Records shown:
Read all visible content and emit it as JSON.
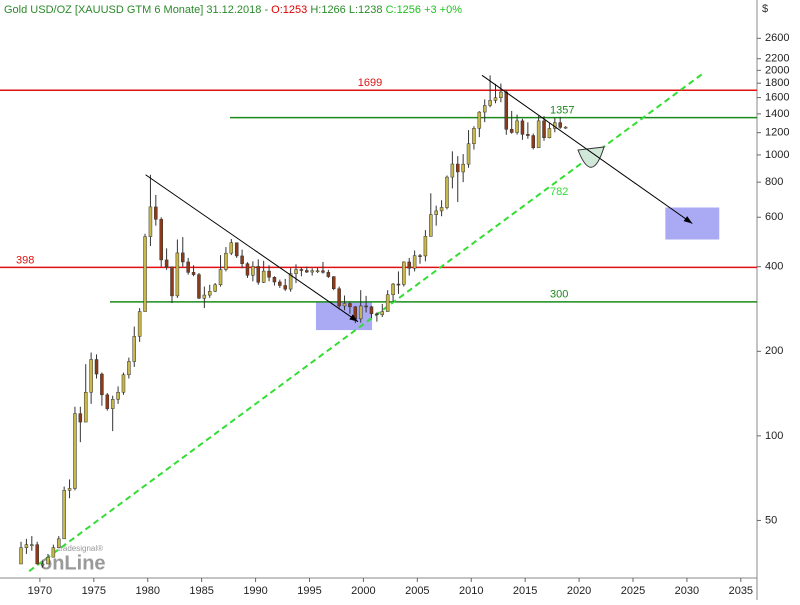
{
  "chart_data": {
    "type": "candlestick",
    "title_parts": [
      {
        "text": "Gold USD/OZ [XAUUSD GTM  6 Monate] 31.12.2018 - ",
        "color": "#2a8a2a"
      },
      {
        "text": "O:1253",
        "color": "#e00000"
      },
      {
        "text": " H:1266 L:1238 ",
        "color": "#2a8a2a"
      },
      {
        "text": "C:1256 +3 +0%",
        "color": "#20c020"
      }
    ],
    "y_unit": "$",
    "logo": [
      "tradesignal®",
      "onLine"
    ],
    "log_scale": true,
    "xlim": [
      1966.3,
      2036.5
    ],
    "ylim": [
      31.2,
      3560
    ],
    "xticks": [
      1970,
      1975,
      1980,
      1985,
      1990,
      1995,
      2000,
      2005,
      2010,
      2015,
      2020,
      2025,
      2030,
      2035
    ],
    "yticks": [
      50,
      100,
      200,
      400,
      600,
      800,
      1000,
      1200,
      1400,
      1600,
      1800,
      2000,
      2200,
      2600
    ],
    "up_color": "#c8b84a",
    "down_color": "#8b3a1a",
    "x": [
      1968,
      1968.5,
      1969,
      1969.5,
      1970,
      1970.5,
      1971,
      1971.5,
      1972,
      1972.5,
      1973,
      1973.5,
      1974,
      1974.5,
      1975,
      1975.5,
      1976,
      1976.5,
      1977,
      1977.5,
      1978,
      1978.5,
      1979,
      1979.5,
      1980,
      1980.5,
      1981,
      1981.5,
      1982,
      1982.5,
      1983,
      1983.5,
      1984,
      1984.5,
      1985,
      1985.5,
      1986,
      1986.5,
      1987,
      1987.5,
      1988,
      1988.5,
      1989,
      1989.5,
      1990,
      1990.5,
      1991,
      1991.5,
      1992,
      1992.5,
      1993,
      1993.5,
      1994,
      1994.5,
      1995,
      1995.5,
      1996,
      1996.5,
      1997,
      1997.5,
      1998,
      1998.5,
      1999,
      1999.5,
      2000,
      2000.5,
      2001,
      2001.5,
      2002,
      2002.5,
      2003,
      2003.5,
      2004,
      2004.5,
      2005,
      2005.5,
      2006,
      2006.5,
      2007,
      2007.5,
      2008,
      2008.5,
      2009,
      2009.5,
      2010,
      2010.5,
      2011,
      2011.5,
      2012,
      2012.5,
      2013,
      2013.5,
      2014,
      2014.5,
      2015,
      2015.5,
      2016,
      2016.5,
      2017,
      2017.5,
      2018,
      2018.5
    ],
    "open": [
      35,
      40,
      41,
      41,
      35,
      35,
      37,
      40,
      43,
      64,
      65,
      120,
      112,
      143,
      187,
      166,
      140,
      125,
      135,
      143,
      165,
      184,
      226,
      277,
      512,
      653,
      590,
      423,
      400,
      315,
      448,
      416,
      382,
      375,
      309,
      317,
      327,
      345,
      391,
      447,
      487,
      437,
      410,
      373,
      401,
      352,
      386,
      367,
      353,
      343,
      333,
      378,
      391,
      388,
      383,
      387,
      387,
      382,
      369,
      334,
      290,
      296,
      288,
      261,
      290,
      288,
      272,
      270,
      277,
      318,
      347,
      346,
      416,
      395,
      438,
      437,
      513,
      613,
      632,
      650,
      834,
      928,
      870,
      927,
      1096,
      1244,
      1421,
      1500,
      1563,
      1598,
      1675,
      1234,
      1202,
      1322,
      1184,
      1172,
      1061,
      1322,
      1151,
      1242,
      1303,
      1253
    ],
    "high": [
      42,
      43,
      44,
      42,
      36,
      38,
      41,
      44,
      66,
      70,
      127,
      127,
      180,
      198,
      195,
      168,
      142,
      139,
      150,
      168,
      190,
      245,
      285,
      524,
      850,
      720,
      600,
      465,
      400,
      500,
      510,
      430,
      405,
      380,
      340,
      345,
      350,
      440,
      470,
      502,
      488,
      460,
      415,
      418,
      425,
      420,
      405,
      370,
      360,
      362,
      395,
      408,
      398,
      400,
      395,
      396,
      416,
      390,
      370,
      340,
      316,
      300,
      290,
      330,
      315,
      290,
      275,
      295,
      330,
      350,
      385,
      418,
      430,
      457,
      444,
      540,
      730,
      660,
      690,
      845,
      1030,
      990,
      1007,
      1226,
      1265,
      1431,
      1577,
      1920,
      1790,
      1796,
      1697,
      1434,
      1392,
      1345,
      1307,
      1191,
      1377,
      1375,
      1296,
      1357,
      1366,
      1266
    ],
    "low": [
      35,
      38,
      39,
      35,
      34,
      35,
      37,
      40,
      43,
      60,
      64,
      95,
      112,
      130,
      160,
      128,
      123,
      104,
      130,
      140,
      160,
      176,
      216,
      277,
      474,
      560,
      400,
      390,
      297,
      310,
      400,
      375,
      370,
      307,
      285,
      310,
      325,
      340,
      385,
      440,
      430,
      395,
      365,
      355,
      345,
      350,
      355,
      343,
      336,
      328,
      326,
      350,
      370,
      380,
      372,
      380,
      378,
      365,
      330,
      282,
      280,
      272,
      252,
      253,
      275,
      263,
      255,
      265,
      277,
      300,
      320,
      340,
      372,
      385,
      410,
      418,
      512,
      560,
      605,
      640,
      760,
      680,
      800,
      900,
      1045,
      1157,
      1308,
      1478,
      1527,
      1540,
      1180,
      1190,
      1182,
      1132,
      1142,
      1046,
      1061,
      1123,
      1146,
      1204,
      1238,
      1238
    ],
    "close": [
      40,
      41,
      41,
      35,
      35,
      37,
      40,
      43,
      64,
      65,
      120,
      112,
      143,
      187,
      166,
      140,
      125,
      135,
      143,
      165,
      184,
      226,
      277,
      512,
      653,
      590,
      423,
      400,
      315,
      448,
      416,
      382,
      375,
      309,
      317,
      327,
      345,
      391,
      447,
      487,
      437,
      410,
      373,
      401,
      352,
      386,
      367,
      353,
      343,
      333,
      378,
      391,
      388,
      383,
      387,
      387,
      382,
      369,
      334,
      290,
      296,
      288,
      261,
      290,
      288,
      272,
      270,
      277,
      318,
      347,
      346,
      416,
      395,
      438,
      437,
      513,
      613,
      632,
      650,
      834,
      928,
      870,
      927,
      1096,
      1244,
      1421,
      1500,
      1563,
      1598,
      1675,
      1234,
      1202,
      1322,
      1184,
      1172,
      1061,
      1322,
      1151,
      1242,
      1303,
      1253,
      1256
    ],
    "levels": [
      {
        "value": 1699,
        "color": "#e01010"
      },
      {
        "value": 398,
        "color": "#e01010"
      },
      {
        "value": 1357,
        "color": "#1a8a1a"
      },
      {
        "value": 300,
        "color": "#1a8a1a"
      }
    ],
    "trendline": {
      "x": [
        1969,
        2031.5
      ],
      "y": [
        33,
        1950
      ],
      "color": "#33dd33",
      "label": "782"
    },
    "arrows": [
      {
        "x": [
          1979.8,
          1999.5
        ],
        "y": [
          850,
          255
        ]
      },
      {
        "x": [
          2011,
          2030.5
        ],
        "y": [
          1920,
          570
        ]
      }
    ],
    "boxes": [
      {
        "x": [
          1995.6,
          2000.8
        ],
        "y": [
          238,
          300
        ]
      },
      {
        "x": [
          2028,
          2033
        ],
        "y": [
          500,
          650
        ]
      }
    ]
  }
}
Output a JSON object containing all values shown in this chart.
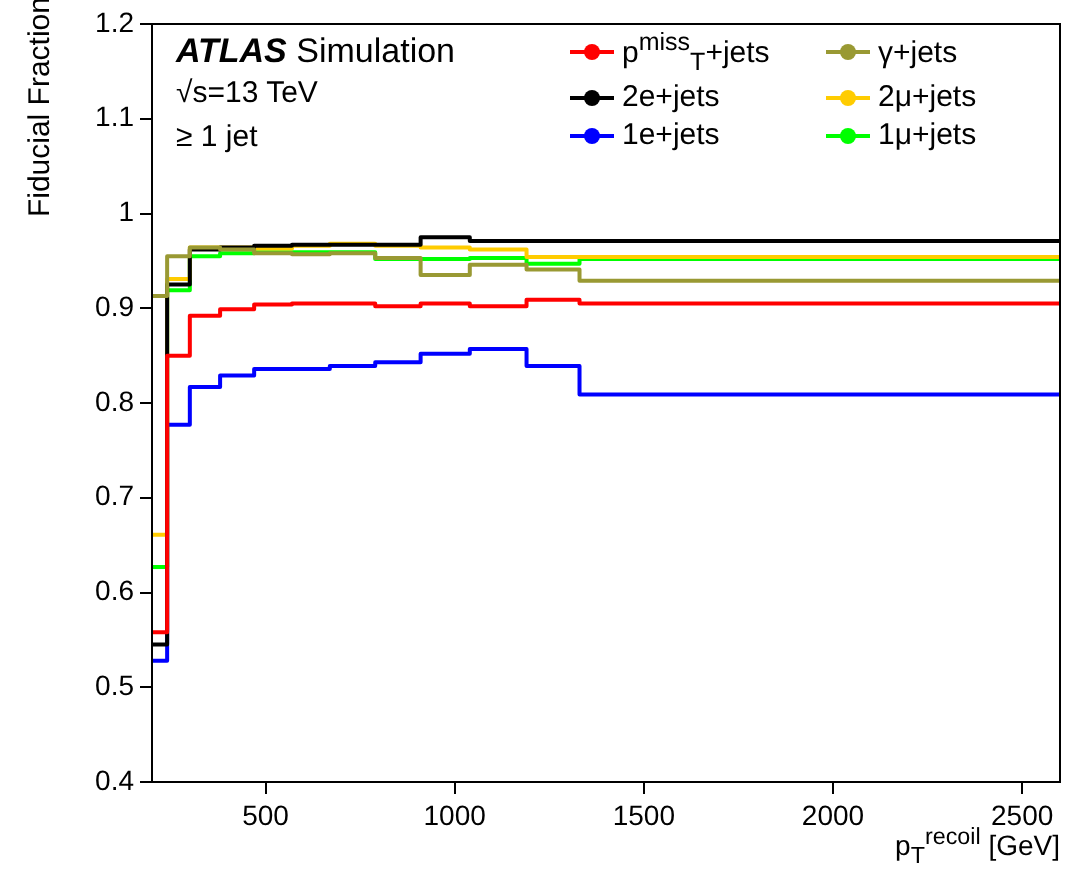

Exercise goal: Working from the material above, transcribe it exactly while omitting pictures.

Result for this task:
Read all visible content and emit it as JSON.
{
  "chart_data": {
    "type": "candlestick",
    "title_parts": [
      {
        "text": "Gold USD/OZ [XAUUSD GTM  6 Monate] 31.12.2018 - ",
        "color": "#2a8a2a"
      },
      {
        "text": "O:1253",
        "color": "#e00000"
      },
      {
        "text": " H:1266 L:1238 ",
        "color": "#2a8a2a"
      },
      {
        "text": "C:1256 +3 +0%",
        "color": "#20c020"
      }
    ],
    "y_unit": "$",
    "logo": [
      "tradesignal®",
      "onLine"
    ],
    "log_scale": true,
    "xlim": [
      1966.3,
      2036.5
    ],
    "ylim": [
      31.2,
      3560
    ],
    "xticks": [
      1970,
      1975,
      1980,
      1985,
      1990,
      1995,
      2000,
      2005,
      2010,
      2015,
      2020,
      2025,
      2030,
      2035
    ],
    "yticks": [
      50,
      100,
      200,
      400,
      600,
      800,
      1000,
      1200,
      1400,
      1600,
      1800,
      2000,
      2200,
      2600
    ],
    "up_color": "#c8b84a",
    "down_color": "#8b3a1a",
    "x": [
      1968,
      1968.5,
      1969,
      1969.5,
      1970,
      1970.5,
      1971,
      1971.5,
      1972,
      1972.5,
      1973,
      1973.5,
      1974,
      1974.5,
      1975,
      1975.5,
      1976,
      1976.5,
      1977,
      1977.5,
      1978,
      1978.5,
      1979,
      1979.5,
      1980,
      1980.5,
      1981,
      1981.5,
      1982,
      1982.5,
      1983,
      1983.5,
      1984,
      1984.5,
      1985,
      1985.5,
      1986,
      1986.5,
      1987,
      1987.5,
      1988,
      1988.5,
      1989,
      1989.5,
      1990,
      1990.5,
      1991,
      1991.5,
      1992,
      1992.5,
      1993,
      1993.5,
      1994,
      1994.5,
      1995,
      1995.5,
      1996,
      1996.5,
      1997,
      1997.5,
      1998,
      1998.5,
      1999,
      1999.5,
      2000,
      2000.5,
      2001,
      2001.5,
      2002,
      2002.5,
      2003,
      2003.5,
      2004,
      2004.5,
      2005,
      2005.5,
      2006,
      2006.5,
      2007,
      2007.5,
      2008,
      2008.5,
      2009,
      2009.5,
      2010,
      2010.5,
      2011,
      2011.5,
      2012,
      2012.5,
      2013,
      2013.5,
      2014,
      2014.5,
      2015,
      2015.5,
      2016,
      2016.5,
      2017,
      2017.5,
      2018,
      2018.5
    ],
    "open": [
      35,
      40,
      41,
      41,
      35,
      35,
      37,
      40,
      43,
      64,
      65,
      120,
      112,
      143,
      187,
      166,
      140,
      125,
      135,
      143,
      165,
      184,
      226,
      277,
      512,
      653,
      590,
      423,
      400,
      315,
      448,
      416,
      382,
      375,
      309,
      317,
      327,
      345,
      391,
      447,
      487,
      437,
      410,
      373,
      401,
      352,
      386,
      367,
      353,
      343,
      333,
      378,
      391,
      388,
      383,
      387,
      387,
      382,
      369,
      334,
      290,
      296,
      288,
      261,
      290,
      288,
      272,
      270,
      277,
      318,
      347,
      346,
      416,
      395,
      438,
      437,
      513,
      613,
      632,
      650,
      834,
      928,
      870,
      927,
      1096,
      1244,
      1421,
      1500,
      1563,
      1598,
      1675,
      1234,
      1202,
      1322,
      1184,
      1172,
      1061,
      1322,
      1151,
      1242,
      1303,
      1253
    ],
    "high": [
      42,
      43,
      44,
      42,
      36,
      38,
      41,
      44,
      66,
      70,
      127,
      127,
      180,
      198,
      195,
      168,
      142,
      139,
      150,
      168,
      190,
      245,
      285,
      524,
      850,
      720,
      600,
      465,
      400,
      500,
      510,
      430,
      405,
      380,
      340,
      345,
      350,
      440,
      470,
      502,
      488,
      460,
      415,
      418,
      425,
      420,
      405,
      370,
      360,
      362,
      395,
      408,
      398,
      400,
      395,
      396,
      416,
      390,
      370,
      340,
      316,
      300,
      290,
      330,
      315,
      290,
      275,
      295,
      330,
      350,
      385,
      418,
      430,
      457,
      444,
      540,
      730,
      660,
      690,
      845,
      1030,
      990,
      1007,
      1226,
      1265,
      1431,
      1577,
      1920,
      1790,
      1796,
      1697,
      1434,
      1392,
      1345,
      1307,
      1191,
      1377,
      1375,
      1296,
      1357,
      1366,
      1266
    ],
    "low": [
      35,
      38,
      39,
      35,
      34,
      35,
      37,
      40,
      43,
      60,
      64,
      95,
      112,
      130,
      160,
      128,
      123,
      104,
      130,
      140,
      160,
      176,
      216,
      277,
      474,
      560,
      400,
      390,
      297,
      310,
      400,
      375,
      370,
      307,
      285,
      310,
      325,
      340,
      385,
      440,
      430,
      395,
      365,
      355,
      345,
      350,
      355,
      343,
      336,
      328,
      326,
      350,
      370,
      380,
      372,
      380,
      378,
      365,
      330,
      282,
      280,
      272,
      252,
      253,
      275,
      263,
      255,
      265,
      277,
      300,
      320,
      340,
      372,
      385,
      410,
      418,
      512,
      560,
      605,
      640,
      760,
      680,
      800,
      900,
      1045,
      1157,
      1308,
      1478,
      1527,
      1540,
      1180,
      1190,
      1182,
      1132,
      1142,
      1046,
      1061,
      1123,
      1146,
      1204,
      1238,
      1238
    ],
    "close": [
      40,
      41,
      41,
      35,
      35,
      37,
      40,
      43,
      64,
      65,
      120,
      112,
      143,
      187,
      166,
      140,
      125,
      135,
      143,
      165,
      184,
      226,
      277,
      512,
      653,
      590,
      423,
      400,
      315,
      448,
      416,
      382,
      375,
      309,
      317,
      327,
      345,
      391,
      447,
      487,
      437,
      410,
      373,
      401,
      352,
      386,
      367,
      353,
      343,
      333,
      378,
      391,
      388,
      383,
      387,
      387,
      382,
      369,
      334,
      290,
      296,
      288,
      261,
      290,
      288,
      272,
      270,
      277,
      318,
      347,
      346,
      416,
      395,
      438,
      437,
      513,
      613,
      632,
      650,
      834,
      928,
      870,
      927,
      1096,
      1244,
      1421,
      1500,
      1563,
      1598,
      1675,
      1234,
      1202,
      1322,
      1184,
      1172,
      1061,
      1322,
      1151,
      1242,
      1303,
      1253,
      1256
    ],
    "levels": [
      {
        "value": 1699,
        "color": "#e01010"
      },
      {
        "value": 398,
        "color": "#e01010"
      },
      {
        "value": 1357,
        "color": "#1a8a1a"
      },
      {
        "value": 300,
        "color": "#1a8a1a"
      }
    ],
    "trendline": {
      "x": [
        1969,
        2031.5
      ],
      "y": [
        33,
        1950
      ],
      "color": "#33dd33",
      "label": "782"
    },
    "arrows": [
      {
        "x": [
          1979.8,
          1999.5
        ],
        "y": [
          850,
          255
        ]
      },
      {
        "x": [
          2011,
          2030.5
        ],
        "y": [
          1920,
          570
        ]
      }
    ],
    "boxes": [
      {
        "x": [
          1995.6,
          2000.8
        ],
        "y": [
          238,
          300
        ]
      },
      {
        "x": [
          2028,
          2033
        ],
        "y": [
          500,
          650
        ]
      }
    ]
  }
}
Output a JSON object containing all values shown in this chart.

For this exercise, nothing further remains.